From the passage on the down real estate market, write out the part that opens with the words containing "It's hard to" and closes with "a long time.", copied word for word.
[Start Text excerpt]
It's hard to find money and more properties to buy in a down market. Share on XThis was 2008. Here’s 2015, and then 2019. Here’s 2022, and now we’re in 2023. We are still going down. This is supposed to be an 8 to 10-year cycle or something like this. It looks like that. I think it was ten years. How many years are we going to be in a down cycle? When did the down cycle start? I don’t know. I would say 2022 or 2021. How many years are we going to be in this down cycle? People are asking, “How long is this crazy chaotic market going to be for?” Typically, down markets and up markets are 8 to 10 years. We could be in this down market for a long time.
The question is when is the interest rate going to get to 5% or 6%? That’s the big question. Which is a good interest rate to be at? Are we going to be stuck at this 8%? Are we going to be stuck at a number for a while? That’s the big question of the day not only for residential property but also commercial property. When you think about whether or not you want to get into this market, you have to decide, “Am I willing to pay a high-interest rate for a property? If so, what are my personal parameters? What are my guidelines? What are my boundaries for buying a property?”
[End Text excerpt]
[Start Material supplied]
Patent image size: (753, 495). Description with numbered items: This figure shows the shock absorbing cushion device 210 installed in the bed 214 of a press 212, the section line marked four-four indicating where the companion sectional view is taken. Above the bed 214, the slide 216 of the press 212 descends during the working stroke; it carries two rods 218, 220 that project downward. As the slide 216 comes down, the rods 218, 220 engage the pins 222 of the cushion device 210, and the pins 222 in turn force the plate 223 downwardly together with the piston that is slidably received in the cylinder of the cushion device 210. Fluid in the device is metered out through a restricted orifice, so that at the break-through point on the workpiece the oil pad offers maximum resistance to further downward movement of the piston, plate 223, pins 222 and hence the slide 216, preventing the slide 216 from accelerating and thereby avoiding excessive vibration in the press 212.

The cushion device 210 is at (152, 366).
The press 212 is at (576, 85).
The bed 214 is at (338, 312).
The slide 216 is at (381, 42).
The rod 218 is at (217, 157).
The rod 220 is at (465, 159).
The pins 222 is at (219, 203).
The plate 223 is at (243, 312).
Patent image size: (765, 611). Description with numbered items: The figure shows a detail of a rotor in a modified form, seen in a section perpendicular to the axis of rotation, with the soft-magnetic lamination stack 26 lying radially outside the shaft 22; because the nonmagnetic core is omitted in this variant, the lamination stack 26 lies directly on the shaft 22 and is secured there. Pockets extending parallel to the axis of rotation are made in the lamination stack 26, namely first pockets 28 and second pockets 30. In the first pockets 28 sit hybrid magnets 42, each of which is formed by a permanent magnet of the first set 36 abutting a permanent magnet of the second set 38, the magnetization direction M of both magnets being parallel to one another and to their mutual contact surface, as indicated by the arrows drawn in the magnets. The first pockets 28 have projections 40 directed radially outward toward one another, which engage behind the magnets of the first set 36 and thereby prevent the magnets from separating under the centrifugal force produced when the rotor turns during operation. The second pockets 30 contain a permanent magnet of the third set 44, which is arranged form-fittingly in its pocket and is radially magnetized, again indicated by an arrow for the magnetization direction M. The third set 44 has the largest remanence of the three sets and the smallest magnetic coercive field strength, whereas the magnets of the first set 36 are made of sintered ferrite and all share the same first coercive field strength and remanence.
[End Material supplied]
▶ _Result below_:
It's hard to find money and more properties to buy in a down market. Share on XThis was 2008. Here’s 2015, and then 2019. Here’s 2022, and now we’re in 2023. We are still going down. This is supposed to be an 8 to 10-year cycle or something like this. It looks like that. I think it was ten years. How many years are we going to be in a down cycle? When did the down cycle start? I don’t know. I would say 2022 or 2021. How many years are we going to be in this down cycle? People are asking, “How long is this crazy chaotic market going to be for?” Typically, down markets and up markets are 8 to 10 years. We could be in this down market for a long time.